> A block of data
%%

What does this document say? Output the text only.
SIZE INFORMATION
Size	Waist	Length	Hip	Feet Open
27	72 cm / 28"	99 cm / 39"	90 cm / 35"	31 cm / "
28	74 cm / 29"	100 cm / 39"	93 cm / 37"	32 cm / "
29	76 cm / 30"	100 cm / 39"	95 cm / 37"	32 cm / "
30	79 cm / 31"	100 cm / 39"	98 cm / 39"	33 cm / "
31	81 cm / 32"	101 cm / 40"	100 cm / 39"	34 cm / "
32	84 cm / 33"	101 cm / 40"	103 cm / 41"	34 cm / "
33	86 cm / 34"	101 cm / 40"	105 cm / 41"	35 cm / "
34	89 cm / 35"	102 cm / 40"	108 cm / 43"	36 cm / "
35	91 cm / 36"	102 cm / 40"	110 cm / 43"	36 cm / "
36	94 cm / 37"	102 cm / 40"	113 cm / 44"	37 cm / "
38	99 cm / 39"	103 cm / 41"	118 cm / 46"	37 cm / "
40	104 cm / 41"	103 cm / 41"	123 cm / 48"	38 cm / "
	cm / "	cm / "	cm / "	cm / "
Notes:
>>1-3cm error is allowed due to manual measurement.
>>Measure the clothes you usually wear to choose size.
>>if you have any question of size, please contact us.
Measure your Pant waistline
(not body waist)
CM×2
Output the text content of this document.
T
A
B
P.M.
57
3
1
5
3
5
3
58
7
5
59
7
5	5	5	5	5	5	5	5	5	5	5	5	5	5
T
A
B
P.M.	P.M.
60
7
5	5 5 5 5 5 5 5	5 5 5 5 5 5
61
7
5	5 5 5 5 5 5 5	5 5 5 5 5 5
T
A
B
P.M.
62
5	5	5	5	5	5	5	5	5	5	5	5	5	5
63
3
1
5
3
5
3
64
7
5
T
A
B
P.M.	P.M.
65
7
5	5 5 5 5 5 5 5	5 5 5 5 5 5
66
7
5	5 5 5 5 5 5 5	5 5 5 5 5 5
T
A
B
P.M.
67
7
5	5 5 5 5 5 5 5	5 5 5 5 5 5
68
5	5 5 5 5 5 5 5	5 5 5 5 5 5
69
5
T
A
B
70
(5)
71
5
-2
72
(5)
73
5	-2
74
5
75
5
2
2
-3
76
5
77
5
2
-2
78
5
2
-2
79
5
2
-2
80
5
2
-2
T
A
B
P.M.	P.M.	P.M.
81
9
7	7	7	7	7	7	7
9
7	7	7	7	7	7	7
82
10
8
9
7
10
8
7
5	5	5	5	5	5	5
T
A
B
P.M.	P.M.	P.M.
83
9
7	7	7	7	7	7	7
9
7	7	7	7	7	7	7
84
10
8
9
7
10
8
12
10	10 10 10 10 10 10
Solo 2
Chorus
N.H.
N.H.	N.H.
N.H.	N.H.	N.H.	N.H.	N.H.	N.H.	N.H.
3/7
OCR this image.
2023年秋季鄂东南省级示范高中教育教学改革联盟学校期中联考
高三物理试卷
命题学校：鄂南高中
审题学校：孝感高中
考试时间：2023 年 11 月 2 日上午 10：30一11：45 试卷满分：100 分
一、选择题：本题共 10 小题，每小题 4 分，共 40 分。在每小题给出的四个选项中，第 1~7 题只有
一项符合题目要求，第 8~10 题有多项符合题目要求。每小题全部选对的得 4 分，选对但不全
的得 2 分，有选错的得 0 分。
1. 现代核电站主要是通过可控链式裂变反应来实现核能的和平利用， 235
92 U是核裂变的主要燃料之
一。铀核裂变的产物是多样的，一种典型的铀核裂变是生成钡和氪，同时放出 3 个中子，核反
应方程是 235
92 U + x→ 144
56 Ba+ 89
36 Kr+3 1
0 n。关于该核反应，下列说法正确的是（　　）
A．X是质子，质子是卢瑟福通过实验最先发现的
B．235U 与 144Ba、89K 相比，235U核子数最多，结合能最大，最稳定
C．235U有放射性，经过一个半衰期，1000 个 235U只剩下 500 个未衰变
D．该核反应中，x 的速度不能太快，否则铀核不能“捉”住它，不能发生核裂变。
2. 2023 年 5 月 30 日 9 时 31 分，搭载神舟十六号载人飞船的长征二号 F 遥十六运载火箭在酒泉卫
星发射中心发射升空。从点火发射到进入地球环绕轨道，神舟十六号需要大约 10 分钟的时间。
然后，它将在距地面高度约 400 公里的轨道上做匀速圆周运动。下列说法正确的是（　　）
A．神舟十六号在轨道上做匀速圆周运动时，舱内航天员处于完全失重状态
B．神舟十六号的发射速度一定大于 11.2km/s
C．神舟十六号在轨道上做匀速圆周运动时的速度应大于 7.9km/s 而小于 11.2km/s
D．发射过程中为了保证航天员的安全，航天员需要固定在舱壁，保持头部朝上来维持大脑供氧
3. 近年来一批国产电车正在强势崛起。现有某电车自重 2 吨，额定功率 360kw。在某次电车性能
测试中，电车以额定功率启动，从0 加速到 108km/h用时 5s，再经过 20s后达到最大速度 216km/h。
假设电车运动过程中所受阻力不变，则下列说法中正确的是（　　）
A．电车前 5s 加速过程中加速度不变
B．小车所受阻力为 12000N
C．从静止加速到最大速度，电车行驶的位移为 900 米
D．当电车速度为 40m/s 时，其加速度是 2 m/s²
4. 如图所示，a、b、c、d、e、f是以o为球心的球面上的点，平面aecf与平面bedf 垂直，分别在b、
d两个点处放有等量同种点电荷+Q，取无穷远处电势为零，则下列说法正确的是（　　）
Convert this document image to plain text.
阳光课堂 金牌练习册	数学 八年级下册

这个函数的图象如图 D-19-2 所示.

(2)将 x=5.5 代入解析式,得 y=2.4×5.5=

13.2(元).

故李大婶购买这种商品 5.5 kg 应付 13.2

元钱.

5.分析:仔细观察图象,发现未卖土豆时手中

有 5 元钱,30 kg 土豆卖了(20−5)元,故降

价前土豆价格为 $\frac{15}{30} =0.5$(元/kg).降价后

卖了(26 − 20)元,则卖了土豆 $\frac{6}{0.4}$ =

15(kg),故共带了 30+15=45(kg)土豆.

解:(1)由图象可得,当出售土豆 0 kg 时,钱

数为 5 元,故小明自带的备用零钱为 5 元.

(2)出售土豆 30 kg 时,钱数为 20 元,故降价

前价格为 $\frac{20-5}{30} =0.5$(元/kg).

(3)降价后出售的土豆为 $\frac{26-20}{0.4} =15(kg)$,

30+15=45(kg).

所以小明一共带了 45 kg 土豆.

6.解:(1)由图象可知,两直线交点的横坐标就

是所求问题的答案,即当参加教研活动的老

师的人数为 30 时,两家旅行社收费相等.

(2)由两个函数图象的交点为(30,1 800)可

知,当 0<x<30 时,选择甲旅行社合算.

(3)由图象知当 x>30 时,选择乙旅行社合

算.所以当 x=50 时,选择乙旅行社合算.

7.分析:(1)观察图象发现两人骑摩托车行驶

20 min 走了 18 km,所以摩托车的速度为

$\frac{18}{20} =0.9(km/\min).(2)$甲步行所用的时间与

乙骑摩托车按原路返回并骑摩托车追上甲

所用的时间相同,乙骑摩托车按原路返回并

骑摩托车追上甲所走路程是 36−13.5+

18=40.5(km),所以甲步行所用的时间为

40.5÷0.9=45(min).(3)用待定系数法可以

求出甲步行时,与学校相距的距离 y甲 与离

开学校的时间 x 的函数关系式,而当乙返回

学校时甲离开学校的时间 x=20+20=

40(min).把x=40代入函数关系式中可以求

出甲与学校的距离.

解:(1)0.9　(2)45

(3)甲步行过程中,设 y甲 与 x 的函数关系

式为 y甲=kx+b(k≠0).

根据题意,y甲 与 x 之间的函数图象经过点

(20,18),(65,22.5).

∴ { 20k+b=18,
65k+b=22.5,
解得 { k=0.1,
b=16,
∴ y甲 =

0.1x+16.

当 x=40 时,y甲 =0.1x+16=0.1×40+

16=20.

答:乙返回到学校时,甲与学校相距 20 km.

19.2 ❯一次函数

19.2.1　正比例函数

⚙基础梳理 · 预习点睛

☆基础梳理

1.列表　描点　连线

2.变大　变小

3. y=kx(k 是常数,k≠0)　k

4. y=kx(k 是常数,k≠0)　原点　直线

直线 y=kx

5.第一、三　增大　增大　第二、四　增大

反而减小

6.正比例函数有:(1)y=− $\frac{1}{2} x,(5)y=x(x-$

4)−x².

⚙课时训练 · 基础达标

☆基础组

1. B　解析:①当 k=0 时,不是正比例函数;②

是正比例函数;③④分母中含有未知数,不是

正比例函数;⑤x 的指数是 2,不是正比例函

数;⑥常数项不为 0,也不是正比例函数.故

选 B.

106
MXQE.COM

%%

> Problem statement
Make a copy of each line that contains the string "this".

> The result
What does this document say? Output the text only.
Output the text content of this document.
OCR this image.
Convert this document image to plain text.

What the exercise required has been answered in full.